(Dataset items)
↓↓↓

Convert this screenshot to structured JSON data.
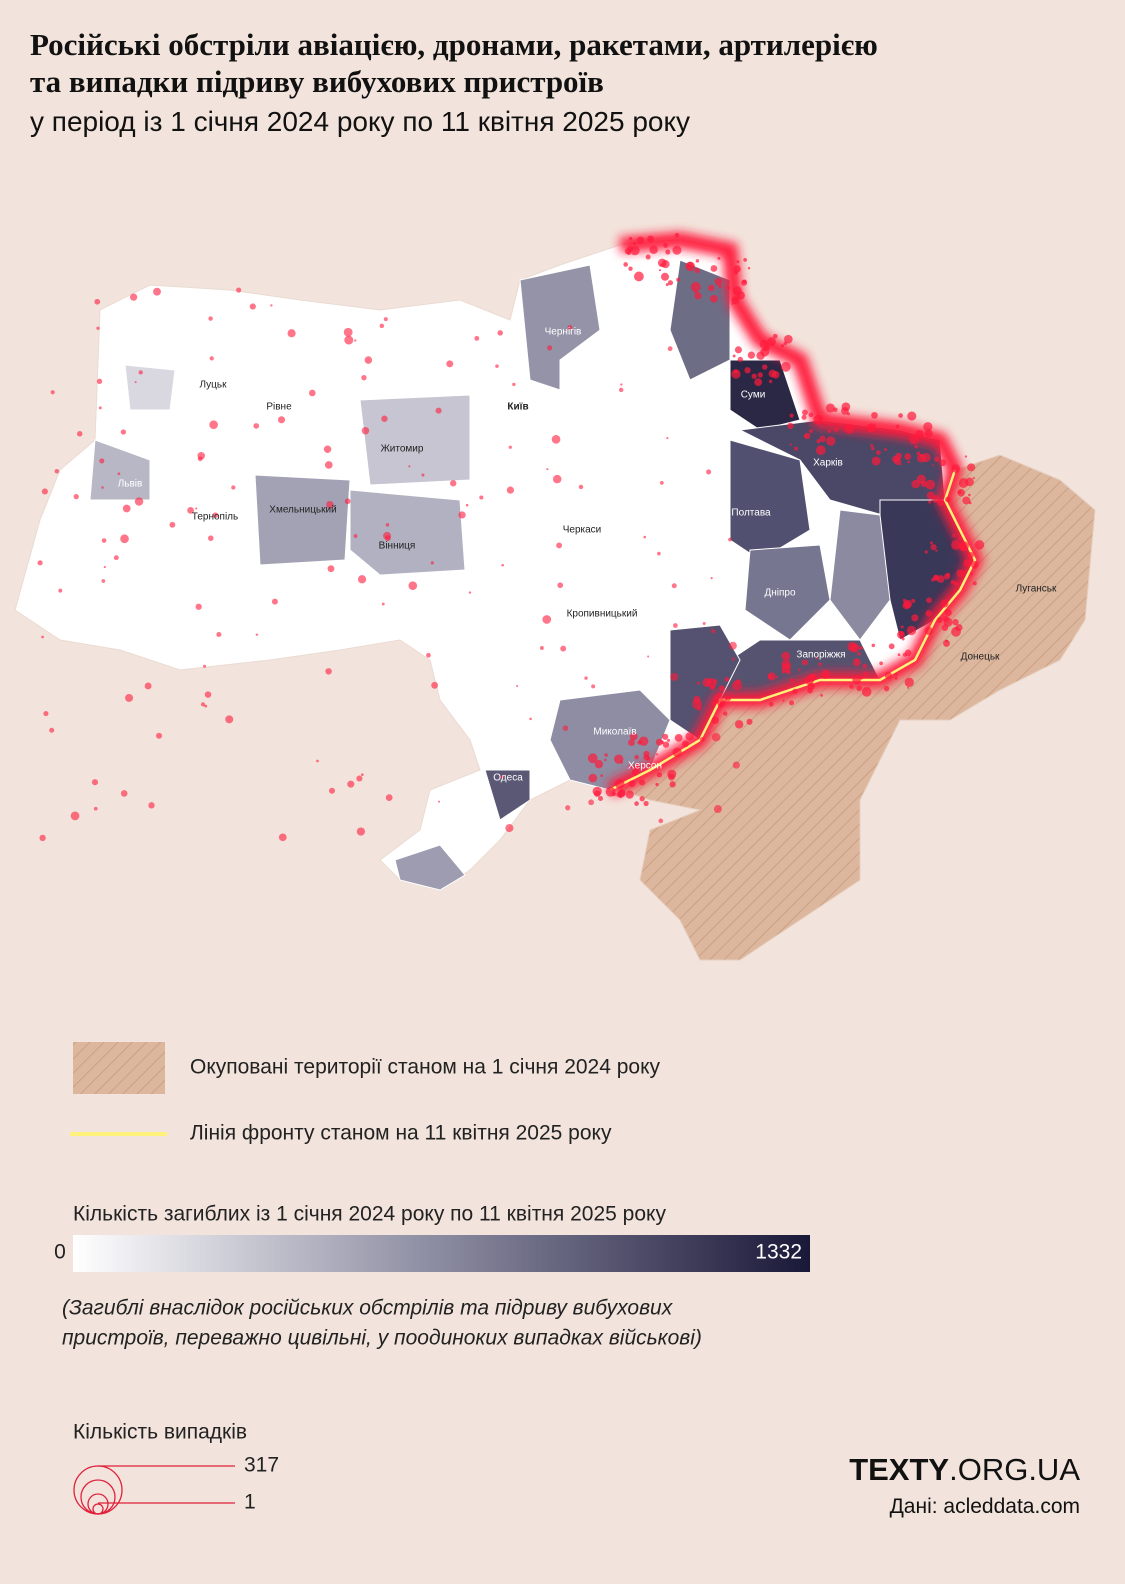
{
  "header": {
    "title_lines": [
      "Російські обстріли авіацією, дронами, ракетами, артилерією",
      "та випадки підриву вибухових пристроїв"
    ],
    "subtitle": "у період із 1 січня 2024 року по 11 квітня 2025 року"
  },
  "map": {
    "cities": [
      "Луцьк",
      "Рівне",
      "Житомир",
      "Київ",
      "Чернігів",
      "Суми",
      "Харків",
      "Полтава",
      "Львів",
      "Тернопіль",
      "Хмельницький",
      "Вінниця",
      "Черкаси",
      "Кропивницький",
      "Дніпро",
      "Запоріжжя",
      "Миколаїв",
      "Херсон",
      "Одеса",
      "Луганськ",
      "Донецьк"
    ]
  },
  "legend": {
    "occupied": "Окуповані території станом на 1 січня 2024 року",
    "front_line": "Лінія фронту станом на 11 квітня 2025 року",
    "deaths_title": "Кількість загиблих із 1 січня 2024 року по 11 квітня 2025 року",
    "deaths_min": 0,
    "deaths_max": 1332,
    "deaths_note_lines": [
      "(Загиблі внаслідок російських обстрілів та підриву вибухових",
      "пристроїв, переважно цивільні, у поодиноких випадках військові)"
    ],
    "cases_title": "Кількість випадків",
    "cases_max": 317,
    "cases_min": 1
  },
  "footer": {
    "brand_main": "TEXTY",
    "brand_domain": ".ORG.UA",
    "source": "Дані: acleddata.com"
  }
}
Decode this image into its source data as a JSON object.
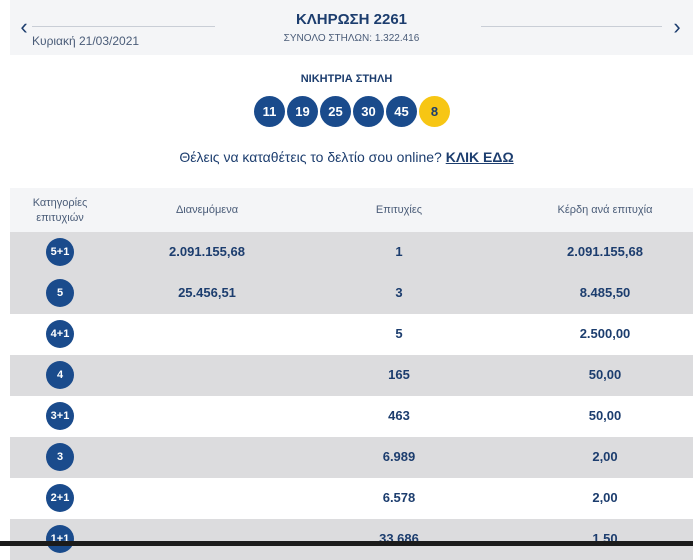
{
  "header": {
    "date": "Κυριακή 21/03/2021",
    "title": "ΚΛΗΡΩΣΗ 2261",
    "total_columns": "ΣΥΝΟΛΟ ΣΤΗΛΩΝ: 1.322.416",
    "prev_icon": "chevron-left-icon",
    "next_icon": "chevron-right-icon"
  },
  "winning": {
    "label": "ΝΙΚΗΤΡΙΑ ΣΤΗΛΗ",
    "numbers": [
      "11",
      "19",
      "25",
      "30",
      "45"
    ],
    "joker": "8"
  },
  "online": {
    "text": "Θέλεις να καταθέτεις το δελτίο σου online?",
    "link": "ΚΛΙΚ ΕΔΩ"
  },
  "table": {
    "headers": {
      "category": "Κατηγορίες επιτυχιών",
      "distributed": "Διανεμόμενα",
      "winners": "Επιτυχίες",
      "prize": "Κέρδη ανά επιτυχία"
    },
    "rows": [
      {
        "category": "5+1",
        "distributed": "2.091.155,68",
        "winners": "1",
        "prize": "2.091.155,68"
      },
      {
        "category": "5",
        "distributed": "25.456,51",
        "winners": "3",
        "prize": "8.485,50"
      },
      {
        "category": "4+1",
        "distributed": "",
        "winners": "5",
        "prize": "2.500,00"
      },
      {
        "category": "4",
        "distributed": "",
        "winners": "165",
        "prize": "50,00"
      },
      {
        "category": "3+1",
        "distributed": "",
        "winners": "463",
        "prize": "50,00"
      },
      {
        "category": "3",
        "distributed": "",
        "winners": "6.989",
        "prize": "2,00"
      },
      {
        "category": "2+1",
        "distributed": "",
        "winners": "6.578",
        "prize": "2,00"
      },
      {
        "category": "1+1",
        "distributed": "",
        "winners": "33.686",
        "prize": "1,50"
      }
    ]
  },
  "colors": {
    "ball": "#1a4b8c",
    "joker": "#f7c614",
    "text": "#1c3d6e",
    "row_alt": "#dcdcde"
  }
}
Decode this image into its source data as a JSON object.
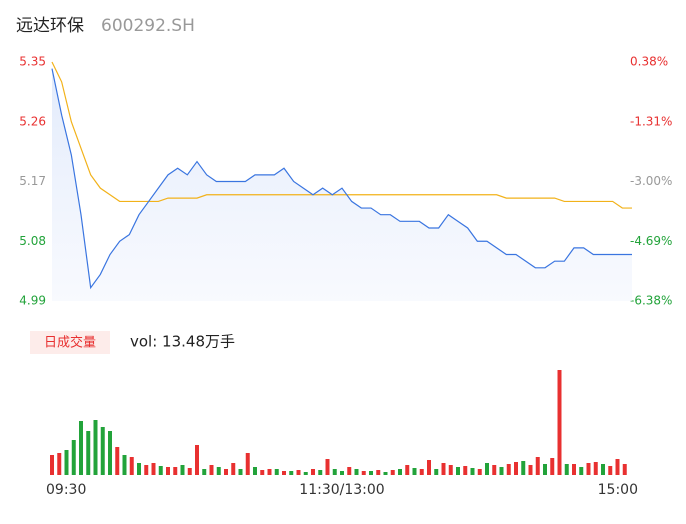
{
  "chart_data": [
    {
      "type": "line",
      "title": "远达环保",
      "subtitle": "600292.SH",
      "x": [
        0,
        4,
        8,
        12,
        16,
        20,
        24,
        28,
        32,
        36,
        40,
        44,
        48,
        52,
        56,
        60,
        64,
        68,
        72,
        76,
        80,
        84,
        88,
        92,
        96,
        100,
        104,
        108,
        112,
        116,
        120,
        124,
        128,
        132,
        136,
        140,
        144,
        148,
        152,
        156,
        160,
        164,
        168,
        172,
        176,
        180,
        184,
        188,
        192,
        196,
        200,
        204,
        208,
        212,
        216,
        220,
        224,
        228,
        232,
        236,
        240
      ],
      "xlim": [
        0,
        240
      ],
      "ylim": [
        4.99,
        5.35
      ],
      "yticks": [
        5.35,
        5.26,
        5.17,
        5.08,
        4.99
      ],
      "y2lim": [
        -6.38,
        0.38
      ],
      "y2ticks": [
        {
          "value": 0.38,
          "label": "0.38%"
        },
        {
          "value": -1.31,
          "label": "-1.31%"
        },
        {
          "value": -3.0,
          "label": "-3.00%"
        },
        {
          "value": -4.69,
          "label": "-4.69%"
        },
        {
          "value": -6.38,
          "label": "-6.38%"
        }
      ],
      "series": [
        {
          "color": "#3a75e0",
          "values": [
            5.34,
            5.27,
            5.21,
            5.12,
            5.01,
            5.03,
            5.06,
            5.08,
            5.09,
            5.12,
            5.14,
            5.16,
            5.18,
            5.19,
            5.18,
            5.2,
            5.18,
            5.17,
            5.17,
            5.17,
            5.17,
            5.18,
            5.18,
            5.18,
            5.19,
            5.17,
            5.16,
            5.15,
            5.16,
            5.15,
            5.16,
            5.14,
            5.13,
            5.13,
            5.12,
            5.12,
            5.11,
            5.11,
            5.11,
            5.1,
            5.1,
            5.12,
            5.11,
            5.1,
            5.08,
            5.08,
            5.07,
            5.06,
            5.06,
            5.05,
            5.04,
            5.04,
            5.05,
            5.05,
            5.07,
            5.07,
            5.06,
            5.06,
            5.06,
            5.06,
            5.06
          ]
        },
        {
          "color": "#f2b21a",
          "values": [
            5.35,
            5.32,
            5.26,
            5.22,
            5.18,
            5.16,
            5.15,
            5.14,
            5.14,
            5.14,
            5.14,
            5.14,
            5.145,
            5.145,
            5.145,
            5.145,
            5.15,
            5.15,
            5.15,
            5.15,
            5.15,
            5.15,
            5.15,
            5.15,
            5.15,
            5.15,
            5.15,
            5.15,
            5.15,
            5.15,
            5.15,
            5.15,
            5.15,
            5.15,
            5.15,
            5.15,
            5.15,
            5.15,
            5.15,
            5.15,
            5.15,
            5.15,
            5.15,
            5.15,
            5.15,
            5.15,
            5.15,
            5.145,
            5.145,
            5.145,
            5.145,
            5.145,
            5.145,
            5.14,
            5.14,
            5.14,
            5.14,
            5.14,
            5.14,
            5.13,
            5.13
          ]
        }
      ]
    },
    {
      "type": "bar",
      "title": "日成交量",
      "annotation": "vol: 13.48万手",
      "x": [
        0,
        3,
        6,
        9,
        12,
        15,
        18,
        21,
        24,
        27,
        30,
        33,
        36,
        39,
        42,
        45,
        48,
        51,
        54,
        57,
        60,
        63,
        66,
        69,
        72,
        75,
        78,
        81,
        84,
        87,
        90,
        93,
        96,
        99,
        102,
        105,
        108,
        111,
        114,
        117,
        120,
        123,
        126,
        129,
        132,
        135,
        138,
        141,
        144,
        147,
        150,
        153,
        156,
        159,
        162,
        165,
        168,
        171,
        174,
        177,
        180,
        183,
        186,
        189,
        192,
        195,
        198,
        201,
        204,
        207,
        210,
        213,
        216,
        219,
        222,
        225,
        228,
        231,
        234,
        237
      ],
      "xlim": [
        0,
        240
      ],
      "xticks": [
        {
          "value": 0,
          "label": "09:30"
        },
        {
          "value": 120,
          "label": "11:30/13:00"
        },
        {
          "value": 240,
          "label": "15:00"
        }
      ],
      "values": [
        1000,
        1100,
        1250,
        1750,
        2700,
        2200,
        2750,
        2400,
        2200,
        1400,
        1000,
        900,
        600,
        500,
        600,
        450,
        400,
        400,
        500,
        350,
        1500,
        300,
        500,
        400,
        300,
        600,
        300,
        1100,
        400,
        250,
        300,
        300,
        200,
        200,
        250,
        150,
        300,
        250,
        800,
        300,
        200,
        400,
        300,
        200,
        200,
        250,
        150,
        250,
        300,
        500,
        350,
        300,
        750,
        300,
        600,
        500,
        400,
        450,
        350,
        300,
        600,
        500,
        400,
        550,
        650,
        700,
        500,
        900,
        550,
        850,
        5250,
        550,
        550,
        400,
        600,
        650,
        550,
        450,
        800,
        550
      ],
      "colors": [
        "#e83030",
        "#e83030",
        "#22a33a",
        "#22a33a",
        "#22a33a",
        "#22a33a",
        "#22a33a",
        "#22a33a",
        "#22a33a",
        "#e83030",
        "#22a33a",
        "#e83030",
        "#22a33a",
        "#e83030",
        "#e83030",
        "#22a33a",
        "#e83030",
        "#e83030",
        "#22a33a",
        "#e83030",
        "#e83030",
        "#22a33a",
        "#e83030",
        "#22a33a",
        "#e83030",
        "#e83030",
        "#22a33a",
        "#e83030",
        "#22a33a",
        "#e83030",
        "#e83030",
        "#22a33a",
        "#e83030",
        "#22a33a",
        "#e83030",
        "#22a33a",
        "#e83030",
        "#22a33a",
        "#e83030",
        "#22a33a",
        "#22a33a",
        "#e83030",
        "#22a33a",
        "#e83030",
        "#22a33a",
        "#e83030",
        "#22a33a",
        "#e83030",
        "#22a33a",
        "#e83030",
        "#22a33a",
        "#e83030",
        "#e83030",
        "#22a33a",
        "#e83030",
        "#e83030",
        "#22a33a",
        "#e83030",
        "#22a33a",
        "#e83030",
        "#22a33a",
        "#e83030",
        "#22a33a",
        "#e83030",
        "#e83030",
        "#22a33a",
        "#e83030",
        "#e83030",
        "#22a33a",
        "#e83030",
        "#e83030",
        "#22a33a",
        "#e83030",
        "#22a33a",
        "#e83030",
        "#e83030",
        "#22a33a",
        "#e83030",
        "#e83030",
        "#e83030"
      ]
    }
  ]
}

↑↑↑

Exercise goal
Copy out every line that includes the word "січня".

Written reply
    "subtitle": "у період із 1 січня 2024 року по 11 квітня 2025 року"
    "occupied": "Окуповані території станом на 1 січня 2024 року",
    "deaths_title": "Кількість загиблих із 1 січня 2024 року по 11 квітня 2025 року",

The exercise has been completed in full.